WHAT YOU NEED TO DO. Going through the material below, please gather all lines with the word "label" in them.

Stored dataset items.
______

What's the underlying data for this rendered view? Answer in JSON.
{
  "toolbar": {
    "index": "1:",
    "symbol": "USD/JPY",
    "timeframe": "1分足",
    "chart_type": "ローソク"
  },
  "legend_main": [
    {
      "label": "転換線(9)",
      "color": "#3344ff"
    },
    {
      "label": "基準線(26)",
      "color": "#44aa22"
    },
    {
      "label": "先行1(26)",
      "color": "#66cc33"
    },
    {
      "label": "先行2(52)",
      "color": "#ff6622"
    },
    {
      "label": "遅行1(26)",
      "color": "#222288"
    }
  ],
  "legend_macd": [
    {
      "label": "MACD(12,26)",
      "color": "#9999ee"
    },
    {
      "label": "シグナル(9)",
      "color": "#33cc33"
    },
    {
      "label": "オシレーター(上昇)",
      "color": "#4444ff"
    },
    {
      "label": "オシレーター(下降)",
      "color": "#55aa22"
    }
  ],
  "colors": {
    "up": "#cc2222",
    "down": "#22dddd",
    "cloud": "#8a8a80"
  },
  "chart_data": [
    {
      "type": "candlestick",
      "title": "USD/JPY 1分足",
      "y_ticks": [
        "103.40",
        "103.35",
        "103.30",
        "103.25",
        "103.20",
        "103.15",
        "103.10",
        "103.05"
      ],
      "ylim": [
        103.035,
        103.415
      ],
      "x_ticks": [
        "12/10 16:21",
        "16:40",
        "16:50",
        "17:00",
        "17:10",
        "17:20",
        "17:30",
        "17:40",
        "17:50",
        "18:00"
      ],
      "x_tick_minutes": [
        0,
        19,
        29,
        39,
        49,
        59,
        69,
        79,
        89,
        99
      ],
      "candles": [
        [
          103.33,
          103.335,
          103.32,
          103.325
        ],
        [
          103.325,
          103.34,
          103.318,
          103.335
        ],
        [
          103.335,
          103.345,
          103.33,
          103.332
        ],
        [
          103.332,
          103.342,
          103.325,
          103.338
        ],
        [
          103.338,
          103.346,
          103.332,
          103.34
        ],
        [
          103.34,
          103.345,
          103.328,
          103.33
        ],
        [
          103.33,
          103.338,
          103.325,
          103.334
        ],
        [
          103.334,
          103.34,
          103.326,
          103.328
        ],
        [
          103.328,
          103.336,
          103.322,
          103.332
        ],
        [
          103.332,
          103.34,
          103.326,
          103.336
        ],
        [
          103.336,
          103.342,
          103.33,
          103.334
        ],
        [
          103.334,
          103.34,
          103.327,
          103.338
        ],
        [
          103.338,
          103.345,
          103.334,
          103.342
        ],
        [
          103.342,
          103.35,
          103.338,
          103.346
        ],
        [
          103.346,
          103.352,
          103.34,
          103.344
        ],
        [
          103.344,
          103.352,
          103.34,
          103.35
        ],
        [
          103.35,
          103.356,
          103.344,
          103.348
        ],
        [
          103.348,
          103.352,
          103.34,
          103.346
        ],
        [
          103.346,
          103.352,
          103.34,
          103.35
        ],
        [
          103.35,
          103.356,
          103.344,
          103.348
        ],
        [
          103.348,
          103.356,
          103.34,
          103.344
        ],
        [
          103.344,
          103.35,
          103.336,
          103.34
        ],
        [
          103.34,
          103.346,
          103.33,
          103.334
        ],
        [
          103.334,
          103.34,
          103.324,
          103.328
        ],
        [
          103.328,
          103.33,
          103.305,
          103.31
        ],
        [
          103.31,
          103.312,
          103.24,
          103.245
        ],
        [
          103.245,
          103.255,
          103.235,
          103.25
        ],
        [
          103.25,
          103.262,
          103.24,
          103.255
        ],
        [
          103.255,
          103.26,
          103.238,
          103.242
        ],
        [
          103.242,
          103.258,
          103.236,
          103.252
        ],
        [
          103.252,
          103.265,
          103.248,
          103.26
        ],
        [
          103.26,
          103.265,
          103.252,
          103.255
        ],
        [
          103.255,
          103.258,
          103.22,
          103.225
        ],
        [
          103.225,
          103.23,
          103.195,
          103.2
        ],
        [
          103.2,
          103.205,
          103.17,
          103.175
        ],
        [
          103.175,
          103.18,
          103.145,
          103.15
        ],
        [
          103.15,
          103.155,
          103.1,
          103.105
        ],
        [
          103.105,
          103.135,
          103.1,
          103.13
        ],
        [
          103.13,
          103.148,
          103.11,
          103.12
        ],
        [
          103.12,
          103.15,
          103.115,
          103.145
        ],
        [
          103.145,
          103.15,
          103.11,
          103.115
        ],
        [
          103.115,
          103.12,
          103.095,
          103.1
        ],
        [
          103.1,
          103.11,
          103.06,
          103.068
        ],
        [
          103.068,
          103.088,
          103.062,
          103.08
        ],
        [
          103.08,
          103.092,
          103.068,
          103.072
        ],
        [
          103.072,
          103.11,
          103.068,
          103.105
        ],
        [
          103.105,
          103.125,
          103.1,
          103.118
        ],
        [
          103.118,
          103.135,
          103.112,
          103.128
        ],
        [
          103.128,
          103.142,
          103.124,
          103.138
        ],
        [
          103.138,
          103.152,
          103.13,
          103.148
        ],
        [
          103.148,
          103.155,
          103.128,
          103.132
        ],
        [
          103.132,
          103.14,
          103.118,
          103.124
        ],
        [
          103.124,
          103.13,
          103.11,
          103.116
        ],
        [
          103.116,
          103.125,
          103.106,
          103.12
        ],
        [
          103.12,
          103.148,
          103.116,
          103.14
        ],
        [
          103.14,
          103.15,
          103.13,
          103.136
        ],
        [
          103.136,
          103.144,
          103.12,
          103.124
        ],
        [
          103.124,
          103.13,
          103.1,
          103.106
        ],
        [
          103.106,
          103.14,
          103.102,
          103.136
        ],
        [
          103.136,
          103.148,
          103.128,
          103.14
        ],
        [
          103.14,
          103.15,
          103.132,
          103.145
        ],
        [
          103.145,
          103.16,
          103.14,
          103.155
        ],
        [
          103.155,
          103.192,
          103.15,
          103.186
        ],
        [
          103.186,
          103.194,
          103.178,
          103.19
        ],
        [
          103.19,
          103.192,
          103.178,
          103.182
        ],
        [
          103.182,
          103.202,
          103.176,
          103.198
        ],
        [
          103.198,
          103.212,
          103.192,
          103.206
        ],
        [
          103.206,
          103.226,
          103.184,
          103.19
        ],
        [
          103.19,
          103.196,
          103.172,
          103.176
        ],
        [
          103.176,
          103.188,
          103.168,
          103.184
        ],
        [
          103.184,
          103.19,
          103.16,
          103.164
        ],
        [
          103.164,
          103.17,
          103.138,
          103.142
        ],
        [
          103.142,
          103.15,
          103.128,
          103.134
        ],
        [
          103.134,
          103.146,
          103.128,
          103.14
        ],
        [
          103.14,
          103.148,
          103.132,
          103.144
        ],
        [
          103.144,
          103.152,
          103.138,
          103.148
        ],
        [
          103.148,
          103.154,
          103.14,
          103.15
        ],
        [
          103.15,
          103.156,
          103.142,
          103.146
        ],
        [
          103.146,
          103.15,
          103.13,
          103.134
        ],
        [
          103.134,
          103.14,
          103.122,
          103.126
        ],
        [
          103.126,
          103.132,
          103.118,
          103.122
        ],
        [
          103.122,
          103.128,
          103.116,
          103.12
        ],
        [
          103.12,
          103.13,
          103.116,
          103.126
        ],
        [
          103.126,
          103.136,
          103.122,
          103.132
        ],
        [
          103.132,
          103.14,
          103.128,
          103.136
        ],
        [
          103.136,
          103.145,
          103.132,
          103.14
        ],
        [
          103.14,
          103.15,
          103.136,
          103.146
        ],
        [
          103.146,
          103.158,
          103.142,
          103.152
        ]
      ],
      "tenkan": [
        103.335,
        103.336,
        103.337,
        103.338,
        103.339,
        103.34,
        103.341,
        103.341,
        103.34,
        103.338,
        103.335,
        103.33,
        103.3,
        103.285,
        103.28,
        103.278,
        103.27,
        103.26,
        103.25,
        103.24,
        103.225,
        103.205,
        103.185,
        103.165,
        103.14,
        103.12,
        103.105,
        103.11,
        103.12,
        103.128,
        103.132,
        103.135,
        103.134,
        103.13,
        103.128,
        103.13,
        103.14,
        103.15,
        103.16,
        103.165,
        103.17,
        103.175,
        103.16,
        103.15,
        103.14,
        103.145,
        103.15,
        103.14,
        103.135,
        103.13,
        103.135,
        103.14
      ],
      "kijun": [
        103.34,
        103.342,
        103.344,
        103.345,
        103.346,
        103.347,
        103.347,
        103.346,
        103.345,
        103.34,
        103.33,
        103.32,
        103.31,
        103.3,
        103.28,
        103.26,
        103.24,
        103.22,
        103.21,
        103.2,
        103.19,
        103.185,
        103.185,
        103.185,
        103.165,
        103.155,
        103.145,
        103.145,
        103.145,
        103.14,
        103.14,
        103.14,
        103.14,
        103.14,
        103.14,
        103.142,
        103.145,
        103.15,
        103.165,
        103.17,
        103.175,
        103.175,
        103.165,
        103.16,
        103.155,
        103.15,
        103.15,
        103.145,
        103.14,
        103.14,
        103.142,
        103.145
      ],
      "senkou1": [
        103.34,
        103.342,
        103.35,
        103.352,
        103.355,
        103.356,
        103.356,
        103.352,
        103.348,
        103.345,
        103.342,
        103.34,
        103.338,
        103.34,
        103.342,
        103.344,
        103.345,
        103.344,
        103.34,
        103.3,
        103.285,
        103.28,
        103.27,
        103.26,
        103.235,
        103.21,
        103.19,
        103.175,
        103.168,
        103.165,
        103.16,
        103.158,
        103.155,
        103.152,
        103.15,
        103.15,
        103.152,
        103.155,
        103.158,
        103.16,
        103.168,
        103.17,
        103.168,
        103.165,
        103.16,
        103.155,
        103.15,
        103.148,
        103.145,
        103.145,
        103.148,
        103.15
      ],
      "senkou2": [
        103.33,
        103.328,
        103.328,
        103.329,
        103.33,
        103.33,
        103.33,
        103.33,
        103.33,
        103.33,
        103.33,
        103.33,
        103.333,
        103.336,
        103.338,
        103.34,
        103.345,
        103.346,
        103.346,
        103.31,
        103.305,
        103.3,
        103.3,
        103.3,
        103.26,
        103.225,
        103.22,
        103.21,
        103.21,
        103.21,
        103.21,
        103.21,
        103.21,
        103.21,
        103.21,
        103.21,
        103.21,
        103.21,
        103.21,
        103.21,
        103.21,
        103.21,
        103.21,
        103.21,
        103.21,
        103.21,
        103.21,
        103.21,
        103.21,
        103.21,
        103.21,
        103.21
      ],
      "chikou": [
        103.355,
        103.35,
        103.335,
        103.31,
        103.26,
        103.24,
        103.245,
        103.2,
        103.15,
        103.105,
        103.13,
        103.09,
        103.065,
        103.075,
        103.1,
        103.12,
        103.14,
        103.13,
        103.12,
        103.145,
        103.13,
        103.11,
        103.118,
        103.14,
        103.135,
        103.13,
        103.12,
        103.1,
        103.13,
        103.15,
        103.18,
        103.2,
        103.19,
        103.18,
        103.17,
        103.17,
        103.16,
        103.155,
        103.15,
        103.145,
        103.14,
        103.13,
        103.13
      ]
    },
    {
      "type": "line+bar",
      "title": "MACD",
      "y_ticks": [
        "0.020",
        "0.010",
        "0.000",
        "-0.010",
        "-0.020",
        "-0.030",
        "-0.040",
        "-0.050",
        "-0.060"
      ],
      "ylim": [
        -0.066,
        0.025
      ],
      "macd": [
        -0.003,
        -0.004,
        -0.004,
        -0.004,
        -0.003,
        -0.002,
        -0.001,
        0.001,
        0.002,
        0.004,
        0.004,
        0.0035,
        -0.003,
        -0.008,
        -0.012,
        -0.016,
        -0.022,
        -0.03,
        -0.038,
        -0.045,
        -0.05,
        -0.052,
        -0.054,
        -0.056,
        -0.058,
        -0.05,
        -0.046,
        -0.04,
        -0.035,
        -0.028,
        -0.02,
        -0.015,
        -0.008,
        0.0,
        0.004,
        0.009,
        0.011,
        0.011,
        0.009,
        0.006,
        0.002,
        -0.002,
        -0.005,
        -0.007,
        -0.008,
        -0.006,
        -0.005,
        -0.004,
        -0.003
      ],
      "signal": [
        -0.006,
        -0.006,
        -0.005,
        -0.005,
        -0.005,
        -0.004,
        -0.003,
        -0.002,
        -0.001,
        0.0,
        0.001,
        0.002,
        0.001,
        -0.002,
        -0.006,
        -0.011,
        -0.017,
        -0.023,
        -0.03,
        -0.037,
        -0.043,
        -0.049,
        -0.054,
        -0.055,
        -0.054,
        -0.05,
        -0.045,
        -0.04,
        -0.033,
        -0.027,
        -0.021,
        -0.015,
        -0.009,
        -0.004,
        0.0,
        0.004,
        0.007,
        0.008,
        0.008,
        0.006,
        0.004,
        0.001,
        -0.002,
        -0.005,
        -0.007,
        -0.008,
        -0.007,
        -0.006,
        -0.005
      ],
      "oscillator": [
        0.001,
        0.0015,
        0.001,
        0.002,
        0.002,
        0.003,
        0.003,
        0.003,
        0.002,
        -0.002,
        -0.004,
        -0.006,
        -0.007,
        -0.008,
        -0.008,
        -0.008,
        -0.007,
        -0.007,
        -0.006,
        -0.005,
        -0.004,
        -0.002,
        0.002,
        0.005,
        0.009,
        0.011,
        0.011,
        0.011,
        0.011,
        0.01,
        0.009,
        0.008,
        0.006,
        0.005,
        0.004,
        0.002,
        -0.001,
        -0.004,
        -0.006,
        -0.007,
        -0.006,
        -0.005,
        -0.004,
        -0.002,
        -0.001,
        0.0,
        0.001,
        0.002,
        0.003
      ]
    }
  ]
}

______

FULL OUTPUT.
      "label": "転換線(9)",
      "label": "基準線(26)",
      "label": "先行1(26)",
      "label": "先行2(52)",
      "label": "遅行1(26)",
      "label": "MACD(12,26)",
      "label": "シグナル(9)",
      "label": "オシレーター(上昇)",
      "label": "オシレーター(下降)",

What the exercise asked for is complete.